**Tasks and exercises**
1. In the Savic Freddy thread, reproduce the stretch from "I doubt it would" through "good at all.", swapping "mousies" for "mice".
2. According to the Savic Freddy thread, what is the bar spacing of the fun area leon?
3. Carry on the Savic Freddy forum thread after its last post.

## Begin Document excerpt

# Savic Freddy



## lochsong (Mar 3, 2011)

is this a good/suitable cage for meeces? I like the size of it but are is the spacing too big. Any views welcome. 

Lx


----------



## geordiesmice (Oct 26, 2010)

Where is the picture


----------



## lochsong (Mar 3, 2011)

LOL - now yer asking!!! I'll need to figure that out! Give me 5 mins


----------



## lochsong (Mar 3, 2011)

ok here it is - bar spacing 1cm

http://www.petscrazy.co.uk/index.php?ca ... 1&pid=6168

Can only do it on link!! Sorry - am usless with forum pics!!


----------



## moustress (Sep 25, 2009)

I doubt it would be secure for mousies as it's made for rats and ferrets. The wire sides have to no more be 1/3 in. (I think) apart or closer; mousies can compress themselves and squeeze through. It's one of their evolved capabilities. For babies and young mice wire cages are not good at all.


----------



## zany_toon (Apr 3, 2010)

I have two separate lots of mice in freddys. No escapees yet :lol: It will depend on the size of your mice though and i wouldn't put a young mouse in (wait until your mice are fully grown.) Even if they are able to squeeze out of it you could easily pick up some fine mesh to put around the cage to make it secure for your pets  Here is the one I use for my boys (excuse the fact it's rather bare but too many toys starts them fighting!!)









If you are concerned about the bar spacing, the fun area leon is a good sized cage with a bar spacing of only 6.7 mm, there is also the hamster cage Fabio (slightly larger cage but with wooden base) only thing is these two are harder to pick up second hand or cheap!

## End Document excerpt
## Begin Data section

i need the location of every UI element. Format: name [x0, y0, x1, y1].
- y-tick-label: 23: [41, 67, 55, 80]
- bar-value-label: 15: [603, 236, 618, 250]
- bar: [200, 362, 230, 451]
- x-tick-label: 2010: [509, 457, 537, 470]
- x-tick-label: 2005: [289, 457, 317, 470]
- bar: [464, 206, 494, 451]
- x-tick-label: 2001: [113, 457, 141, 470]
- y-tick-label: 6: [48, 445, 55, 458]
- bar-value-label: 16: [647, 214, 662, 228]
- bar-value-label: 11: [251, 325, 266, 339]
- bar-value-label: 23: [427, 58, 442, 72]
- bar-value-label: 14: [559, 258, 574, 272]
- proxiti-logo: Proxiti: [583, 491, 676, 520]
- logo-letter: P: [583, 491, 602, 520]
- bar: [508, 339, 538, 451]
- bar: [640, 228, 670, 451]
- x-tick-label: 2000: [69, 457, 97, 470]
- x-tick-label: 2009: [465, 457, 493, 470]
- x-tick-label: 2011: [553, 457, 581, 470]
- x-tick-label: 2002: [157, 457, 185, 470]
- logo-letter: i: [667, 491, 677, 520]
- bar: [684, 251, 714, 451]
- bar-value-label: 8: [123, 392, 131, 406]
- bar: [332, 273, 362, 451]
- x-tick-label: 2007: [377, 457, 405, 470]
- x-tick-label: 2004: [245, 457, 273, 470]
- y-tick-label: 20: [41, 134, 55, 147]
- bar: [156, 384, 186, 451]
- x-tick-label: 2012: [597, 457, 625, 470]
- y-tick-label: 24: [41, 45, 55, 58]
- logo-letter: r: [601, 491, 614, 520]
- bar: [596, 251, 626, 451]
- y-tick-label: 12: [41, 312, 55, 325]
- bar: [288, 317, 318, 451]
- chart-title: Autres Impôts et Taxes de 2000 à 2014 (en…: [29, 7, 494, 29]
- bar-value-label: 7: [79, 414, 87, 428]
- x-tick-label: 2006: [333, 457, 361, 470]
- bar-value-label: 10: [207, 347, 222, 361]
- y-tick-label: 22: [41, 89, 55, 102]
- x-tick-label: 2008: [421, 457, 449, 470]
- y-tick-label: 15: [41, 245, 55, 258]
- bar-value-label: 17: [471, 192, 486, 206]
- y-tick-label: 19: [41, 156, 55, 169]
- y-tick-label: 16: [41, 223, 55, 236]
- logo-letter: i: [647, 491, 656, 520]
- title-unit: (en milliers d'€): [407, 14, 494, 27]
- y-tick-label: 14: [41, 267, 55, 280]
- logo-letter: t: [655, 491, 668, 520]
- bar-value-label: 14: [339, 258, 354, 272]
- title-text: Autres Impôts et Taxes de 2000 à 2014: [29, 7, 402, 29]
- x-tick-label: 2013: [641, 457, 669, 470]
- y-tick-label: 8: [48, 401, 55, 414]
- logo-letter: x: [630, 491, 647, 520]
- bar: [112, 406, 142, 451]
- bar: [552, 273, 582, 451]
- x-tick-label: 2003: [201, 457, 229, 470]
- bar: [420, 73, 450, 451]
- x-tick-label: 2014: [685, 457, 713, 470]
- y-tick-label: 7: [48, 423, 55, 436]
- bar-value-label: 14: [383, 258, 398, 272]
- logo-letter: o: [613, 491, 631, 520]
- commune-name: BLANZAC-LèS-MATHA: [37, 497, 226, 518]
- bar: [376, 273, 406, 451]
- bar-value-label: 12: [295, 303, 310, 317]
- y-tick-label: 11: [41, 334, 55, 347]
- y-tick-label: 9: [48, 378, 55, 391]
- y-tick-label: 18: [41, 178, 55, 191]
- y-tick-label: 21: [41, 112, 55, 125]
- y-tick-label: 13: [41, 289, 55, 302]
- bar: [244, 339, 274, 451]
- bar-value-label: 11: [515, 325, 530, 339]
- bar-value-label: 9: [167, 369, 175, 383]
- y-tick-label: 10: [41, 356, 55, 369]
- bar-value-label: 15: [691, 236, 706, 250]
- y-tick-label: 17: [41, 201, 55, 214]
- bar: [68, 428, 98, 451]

## End Data section

**Answer list**
1.
I doubt it would be secure for mice as it's made for rats and ferrets. The wire sides have to no more be 1/3 in. (I think) apart or closer; mice can compress themselves and squeeze through. It's one of their evolved capabilities. For babies and young mice wire cages are not good at all.

2. 6.7 mm

3.
http://www.zooplus.co.uk/shop/small_pet ... ages/40878
http://www.zooplus.co.uk/shop/small_pet ... 36603#more

Here is what I set up in my leon:


----------



## racingmouse (Jan 12, 2011)

Your definately fine with a Freddy cage as zany has said. Great photos there zany!  I have a similar barred cage for my girls called a Gabber Jolly rat cage (1cm bar spacing) only it`s just a wee bitty smaller than the Freddy. You only really need to worry about very tiny baby mice. Once they are around the three months stage, they are fine to live in a cage like this. 

The size of these larger rat cages gives you room for scope and to add in another full shelf right across the middle if you wish to. I find it adds another full floor space, so uses up all the space rather than just having height and nothing to fill it. You can then have ramps and ladders and ropes added for ease of use.

The Leon cage is also great and actually has the narrower bar spacing, so perhaps look into this cage instead of the Freddy? It will probably be a cheaper buy aswell.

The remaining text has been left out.